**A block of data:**
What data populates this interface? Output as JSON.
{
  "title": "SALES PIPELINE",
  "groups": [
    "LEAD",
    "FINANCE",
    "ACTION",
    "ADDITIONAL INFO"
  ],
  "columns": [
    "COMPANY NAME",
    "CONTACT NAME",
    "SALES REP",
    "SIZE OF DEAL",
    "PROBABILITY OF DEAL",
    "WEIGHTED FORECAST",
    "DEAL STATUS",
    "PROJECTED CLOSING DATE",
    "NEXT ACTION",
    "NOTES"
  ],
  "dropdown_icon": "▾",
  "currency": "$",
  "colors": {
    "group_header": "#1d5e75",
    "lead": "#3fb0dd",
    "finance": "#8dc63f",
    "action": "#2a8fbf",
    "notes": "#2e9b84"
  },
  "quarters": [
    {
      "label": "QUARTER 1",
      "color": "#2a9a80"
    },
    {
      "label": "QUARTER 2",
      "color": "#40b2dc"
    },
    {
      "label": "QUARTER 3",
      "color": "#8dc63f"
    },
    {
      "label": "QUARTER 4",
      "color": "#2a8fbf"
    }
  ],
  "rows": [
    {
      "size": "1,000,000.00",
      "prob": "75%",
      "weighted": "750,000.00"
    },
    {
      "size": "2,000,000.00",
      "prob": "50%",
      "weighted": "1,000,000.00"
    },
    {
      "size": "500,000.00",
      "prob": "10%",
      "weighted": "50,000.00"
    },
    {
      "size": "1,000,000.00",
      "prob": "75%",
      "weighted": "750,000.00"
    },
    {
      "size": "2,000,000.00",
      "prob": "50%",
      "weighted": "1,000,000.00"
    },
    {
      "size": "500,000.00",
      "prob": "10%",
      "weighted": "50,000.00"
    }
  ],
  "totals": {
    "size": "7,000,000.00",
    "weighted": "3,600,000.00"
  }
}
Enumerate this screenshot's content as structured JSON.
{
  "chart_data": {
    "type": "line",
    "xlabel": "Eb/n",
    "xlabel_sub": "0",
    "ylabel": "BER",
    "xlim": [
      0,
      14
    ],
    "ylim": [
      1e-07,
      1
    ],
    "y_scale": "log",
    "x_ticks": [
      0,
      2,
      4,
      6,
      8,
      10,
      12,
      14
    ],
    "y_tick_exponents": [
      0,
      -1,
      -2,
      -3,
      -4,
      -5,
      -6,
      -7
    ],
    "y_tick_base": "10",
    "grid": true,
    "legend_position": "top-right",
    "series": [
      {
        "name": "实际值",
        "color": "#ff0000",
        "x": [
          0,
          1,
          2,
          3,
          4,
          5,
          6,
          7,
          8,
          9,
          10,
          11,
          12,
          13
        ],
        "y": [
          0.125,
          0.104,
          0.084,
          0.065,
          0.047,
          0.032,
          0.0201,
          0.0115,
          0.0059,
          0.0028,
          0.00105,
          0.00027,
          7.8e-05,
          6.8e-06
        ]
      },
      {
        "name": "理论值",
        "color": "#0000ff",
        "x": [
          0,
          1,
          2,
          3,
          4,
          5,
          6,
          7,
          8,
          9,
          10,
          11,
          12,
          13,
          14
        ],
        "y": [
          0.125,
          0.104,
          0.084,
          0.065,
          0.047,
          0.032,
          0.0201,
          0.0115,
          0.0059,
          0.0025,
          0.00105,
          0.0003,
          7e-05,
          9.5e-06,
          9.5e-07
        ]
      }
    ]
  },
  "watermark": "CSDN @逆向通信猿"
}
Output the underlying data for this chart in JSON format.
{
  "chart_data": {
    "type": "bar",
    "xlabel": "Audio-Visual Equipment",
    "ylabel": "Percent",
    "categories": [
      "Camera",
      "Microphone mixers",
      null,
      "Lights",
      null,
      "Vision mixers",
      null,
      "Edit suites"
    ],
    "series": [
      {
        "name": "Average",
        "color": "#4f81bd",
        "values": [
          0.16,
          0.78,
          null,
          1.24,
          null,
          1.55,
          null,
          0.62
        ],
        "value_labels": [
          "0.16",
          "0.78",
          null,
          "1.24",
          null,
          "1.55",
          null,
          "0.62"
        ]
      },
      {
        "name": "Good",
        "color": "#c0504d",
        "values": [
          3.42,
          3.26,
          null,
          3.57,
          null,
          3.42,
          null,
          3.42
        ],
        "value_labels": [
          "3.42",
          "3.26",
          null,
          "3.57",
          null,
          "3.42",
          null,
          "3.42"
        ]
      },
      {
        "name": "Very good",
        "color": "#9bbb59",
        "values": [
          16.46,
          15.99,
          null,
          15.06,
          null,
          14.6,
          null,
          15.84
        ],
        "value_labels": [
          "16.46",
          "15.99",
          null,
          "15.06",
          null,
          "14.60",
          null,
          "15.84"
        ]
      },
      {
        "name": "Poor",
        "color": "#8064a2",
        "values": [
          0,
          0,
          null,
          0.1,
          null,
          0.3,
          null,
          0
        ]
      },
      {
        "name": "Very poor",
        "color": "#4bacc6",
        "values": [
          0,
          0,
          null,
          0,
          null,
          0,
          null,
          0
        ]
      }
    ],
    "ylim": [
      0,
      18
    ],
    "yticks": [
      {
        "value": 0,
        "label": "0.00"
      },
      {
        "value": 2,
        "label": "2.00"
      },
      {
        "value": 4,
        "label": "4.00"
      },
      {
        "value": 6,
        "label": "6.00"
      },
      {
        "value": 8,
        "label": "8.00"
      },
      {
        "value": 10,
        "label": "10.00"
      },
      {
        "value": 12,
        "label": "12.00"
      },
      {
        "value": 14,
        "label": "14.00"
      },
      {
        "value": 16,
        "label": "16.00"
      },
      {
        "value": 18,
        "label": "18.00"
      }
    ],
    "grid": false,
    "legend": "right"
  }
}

**Do this:** Retype the listing above in full, with no alterations.

**Exercise solution:**
What data populates this interface? Output as JSON.
{
  "title": "SALES PIPELINE",
  "groups": [
    "LEAD",
    "FINANCE",
    "ACTION",
    "ADDITIONAL INFO"
  ],
  "columns": [
    "COMPANY NAME",
    "CONTACT NAME",
    "SALES REP",
    "SIZE OF DEAL",
    "PROBABILITY OF DEAL",
    "WEIGHTED FORECAST",
    "DEAL STATUS",
    "PROJECTED CLOSING DATE",
    "NEXT ACTION",
    "NOTES"
  ],
  "dropdown_icon": "▾",
  "currency": "$",
  "colors": {
    "group_header": "#1d5e75",
    "lead": "#3fb0dd",
    "finance": "#8dc63f",
    "action": "#2a8fbf",
    "notes": "#2e9b84"
  },
  "quarters": [
    {
      "label": "QUARTER 1",
      "color": "#2a9a80"
    },
    {
      "label": "QUARTER 2",
      "color": "#40b2dc"
    },
    {
      "label": "QUARTER 3",
      "color": "#8dc63f"
    },
    {
      "label": "QUARTER 4",
      "color": "#2a8fbf"
    }
  ],
  "rows": [
    {
      "size": "1,000,000.00",
      "prob": "75%",
      "weighted": "750,000.00"
    },
    {
      "size": "2,000,000.00",
      "prob": "50%",
      "weighted": "1,000,000.00"
    },
    {
      "size": "500,000.00",
      "prob": "10%",
      "weighted": "50,000.00"
    },
    {
      "size": "1,000,000.00",
      "prob": "75%",
      "weighted": "750,000.00"
    },
    {
      "size": "2,000,000.00",
      "prob": "50%",
      "weighted": "1,000,000.00"
    },
    {
      "size": "500,000.00",
      "prob": "10%",
      "weighted": "50,000.00"
    }
  ],
  "totals": {
    "size": "7,000,000.00",
    "weighted": "3,600,000.00"
  }
}
Enumerate this screenshot's content as structured JSON.
{
  "chart_data": {
    "type": "line",
    "xlabel": "Eb/n",
    "xlabel_sub": "0",
    "ylabel": "BER",
    "xlim": [
      0,
      14
    ],
    "ylim": [
      1e-07,
      1
    ],
    "y_scale": "log",
    "x_ticks": [
      0,
      2,
      4,
      6,
      8,
      10,
      12,
      14
    ],
    "y_tick_exponents": [
      0,
      -1,
      -2,
      -3,
      -4,
      -5,
      -6,
      -7
    ],
    "y_tick_base": "10",
    "grid": true,
    "legend_position": "top-right",
    "series": [
      {
        "name": "实际值",
        "color": "#ff0000",
        "x": [
          0,
          1,
          2,
          3,
          4,
          5,
          6,
          7,
          8,
          9,
          10,
          11,
          12,
          13
        ],
        "y": [
          0.125,
          0.104,
          0.084,
          0.065,
          0.047,
          0.032,
          0.0201,
          0.0115,
          0.0059,
          0.0028,
          0.00105,
          0.00027,
          7.8e-05,
          6.8e-06
        ]
      },
      {
        "name": "理论值",
        "color": "#0000ff",
        "x": [
          0,
          1,
          2,
          3,
          4,
          5,
          6,
          7,
          8,
          9,
          10,
          11,
          12,
          13,
          14
        ],
        "y": [
          0.125,
          0.104,
          0.084,
          0.065,
          0.047,
          0.032,
          0.0201,
          0.0115,
          0.0059,
          0.0025,
          0.00105,
          0.0003,
          7e-05,
          9.5e-06,
          9.5e-07
        ]
      }
    ]
  },
  "watermark": "CSDN @逆向通信猿"
}
Output the underlying data for this chart in JSON format.
{
  "chart_data": {
    "type": "bar",
    "xlabel": "Audio-Visual Equipment",
    "ylabel": "Percent",
    "categories": [
      "Camera",
      "Microphone mixers",
      null,
      "Lights",
      null,
      "Vision mixers",
      null,
      "Edit suites"
    ],
    "series": [
      {
        "name": "Average",
        "color": "#4f81bd",
        "values": [
          0.16,
          0.78,
          null,
          1.24,
          null,
          1.55,
          null,
          0.62
        ],
        "value_labels": [
          "0.16",
          "0.78",
          null,
          "1.24",
          null,
          "1.55",
          null,
          "0.62"
        ]
      },
      {
        "name": "Good",
        "color": "#c0504d",
        "values": [
          3.42,
          3.26,
          null,
          3.57,
          null,
          3.42,
          null,
          3.42
        ],
        "value_labels": [
          "3.42",
          "3.26",
          null,
          "3.57",
          null,
          "3.42",
          null,
          "3.42"
        ]
      },
      {
        "name": "Very good",
        "color": "#9bbb59",
        "values": [
          16.46,
          15.99,
          null,
          15.06,
          null,
          14.6,
          null,
          15.84
        ],
        "value_labels": [
          "16.46",
          "15.99",
          null,
          "15.06",
          null,
          "14.60",
          null,
          "15.84"
        ]
      },
      {
        "name": "Poor",
        "color": "#8064a2",
        "values": [
          0,
          0,
          null,
          0.1,
          null,
          0.3,
          null,
          0
        ]
      },
      {
        "name": "Very poor",
        "color": "#4bacc6",
        "values": [
          0,
          0,
          null,
          0,
          null,
          0,
          null,
          0
        ]
      }
    ],
    "ylim": [
      0,
      18
    ],
    "yticks": [
      {
        "value": 0,
        "label": "0.00"
      },
      {
        "value": 2,
        "label": "2.00"
      },
      {
        "value": 4,
        "label": "4.00"
      },
      {
        "value": 6,
        "label": "6.00"
      },
      {
        "value": 8,
        "label": "8.00"
      },
      {
        "value": 10,
        "label": "10.00"
      },
      {
        "value": 12,
        "label": "12.00"
      },
      {
        "value": 14,
        "label": "14.00"
      },
      {
        "value": 16,
        "label": "16.00"
      },
      {
        "value": 18,
        "label": "18.00"
      }
    ],
    "grid": false,
    "legend": "right"
  }
}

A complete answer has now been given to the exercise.